-- start of GIVEN DATA --

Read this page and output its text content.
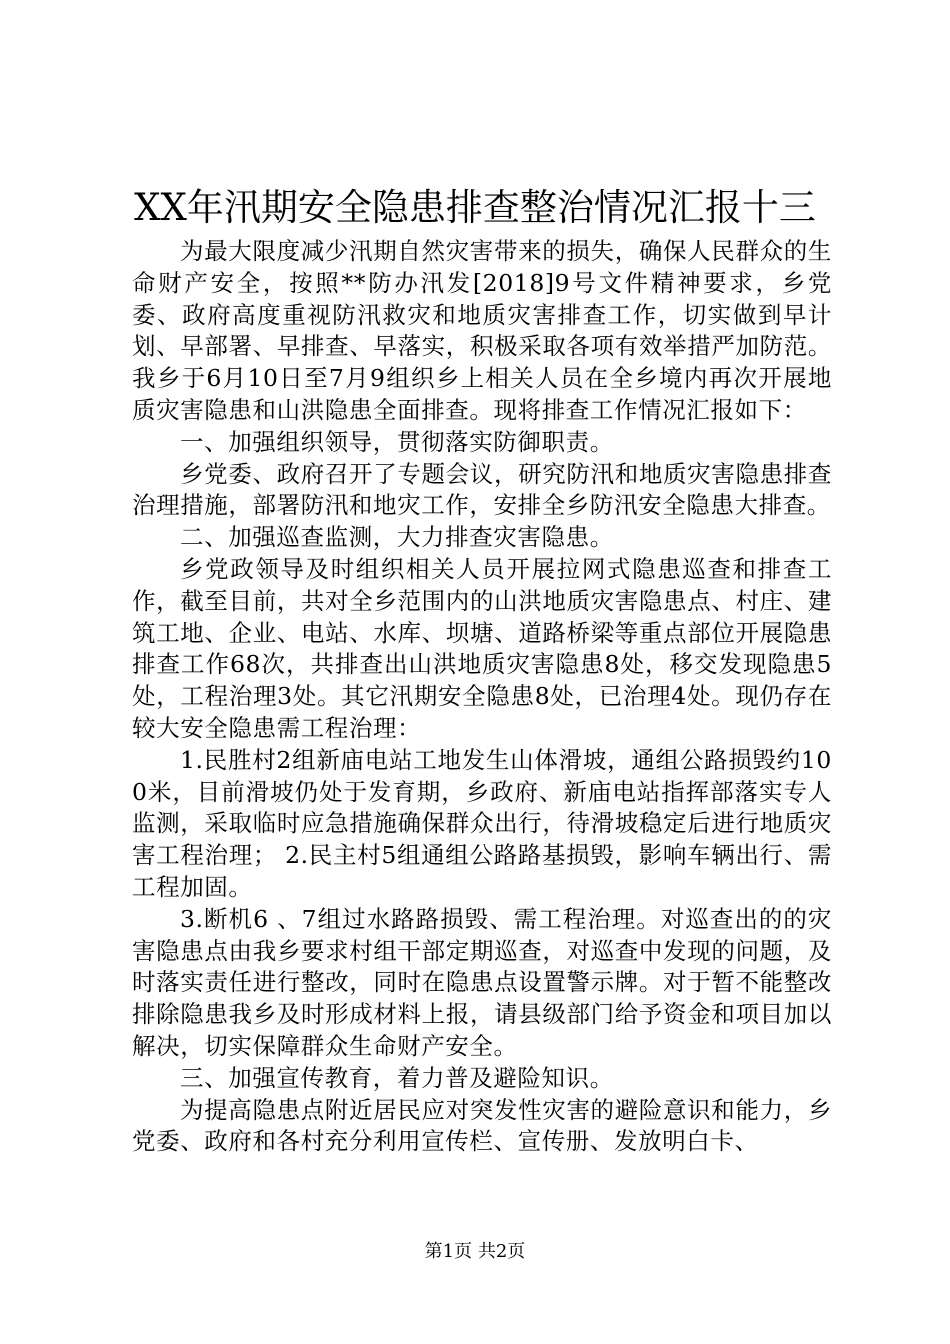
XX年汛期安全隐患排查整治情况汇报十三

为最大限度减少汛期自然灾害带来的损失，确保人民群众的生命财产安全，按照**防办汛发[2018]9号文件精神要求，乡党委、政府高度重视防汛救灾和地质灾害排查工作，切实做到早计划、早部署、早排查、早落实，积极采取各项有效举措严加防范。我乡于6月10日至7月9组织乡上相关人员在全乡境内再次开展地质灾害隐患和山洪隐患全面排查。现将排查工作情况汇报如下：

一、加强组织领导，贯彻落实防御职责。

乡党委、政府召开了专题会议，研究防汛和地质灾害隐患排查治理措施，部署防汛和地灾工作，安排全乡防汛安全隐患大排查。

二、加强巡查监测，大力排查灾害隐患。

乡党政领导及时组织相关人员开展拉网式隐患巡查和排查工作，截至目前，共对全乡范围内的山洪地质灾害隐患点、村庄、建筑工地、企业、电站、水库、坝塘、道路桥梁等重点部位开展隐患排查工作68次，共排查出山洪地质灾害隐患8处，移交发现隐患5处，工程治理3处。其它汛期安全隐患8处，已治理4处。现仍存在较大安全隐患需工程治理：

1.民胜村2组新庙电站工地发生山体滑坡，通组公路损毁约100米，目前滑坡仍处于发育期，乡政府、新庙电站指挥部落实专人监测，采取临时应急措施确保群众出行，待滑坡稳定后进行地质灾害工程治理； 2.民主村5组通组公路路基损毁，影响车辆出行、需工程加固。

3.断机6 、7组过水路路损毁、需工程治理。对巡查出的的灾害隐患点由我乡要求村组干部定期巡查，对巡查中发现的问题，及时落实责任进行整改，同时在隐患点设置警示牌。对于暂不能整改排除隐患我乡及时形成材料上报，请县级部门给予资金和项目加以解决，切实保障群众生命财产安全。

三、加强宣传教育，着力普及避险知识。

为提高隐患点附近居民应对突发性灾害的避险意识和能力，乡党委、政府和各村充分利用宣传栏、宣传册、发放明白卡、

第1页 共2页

-- end of GIVEN DATA --

PROBLEM REQUIREMENTS -
Output the data exactly. Pictures don't belong in the result.

OUTPUT OF THE TASK -
Read this page and output its text content.
XX年汛期安全隐患排查整治情况汇报十三

为最大限度减少汛期自然灾害带来的损失，确保人民群众的生命财产安全，按照**防办汛发[2018]9号文件精神要求，乡党委、政府高度重视防汛救灾和地质灾害排查工作，切实做到早计划、早部署、早排查、早落实，积极采取各项有效举措严加防范。我乡于6月10日至7月9组织乡上相关人员在全乡境内再次开展地质灾害隐患和山洪隐患全面排查。现将排查工作情况汇报如下：

一、加强组织领导，贯彻落实防御职责。

乡党委、政府召开了专题会议，研究防汛和地质灾害隐患排查治理措施，部署防汛和地灾工作，安排全乡防汛安全隐患大排查。

二、加强巡查监测，大力排查灾害隐患。

乡党政领导及时组织相关人员开展拉网式隐患巡查和排查工作，截至目前，共对全乡范围内的山洪地质灾害隐患点、村庄、建筑工地、企业、电站、水库、坝塘、道路桥梁等重点部位开展隐患排查工作68次，共排查出山洪地质灾害隐患8处，移交发现隐患5处，工程治理3处。其它汛期安全隐患8处，已治理4处。现仍存在较大安全隐患需工程治理：

1.民胜村2组新庙电站工地发生山体滑坡，通组公路损毁约100米，目前滑坡仍处于发育期，乡政府、新庙电站指挥部落实专人监测，采取临时应急措施确保群众出行，待滑坡稳定后进行地质灾害工程治理； 2.民主村5组通组公路路基损毁，影响车辆出行、需工程加固。

3.断机6 、7组过水路路损毁、需工程治理。对巡查出的的灾害隐患点由我乡要求村组干部定期巡查，对巡查中发现的问题，及时落实责任进行整改，同时在隐患点设置警示牌。对于暂不能整改排除隐患我乡及时形成材料上报，请县级部门给予资金和项目加以解决，切实保障群众生命财产安全。

三、加强宣传教育，着力普及避险知识。

为提高隐患点附近居民应对突发性灾害的避险意识和能力，乡党委、政府和各村充分利用宣传栏、宣传册、发放明白卡、

第1页 共2页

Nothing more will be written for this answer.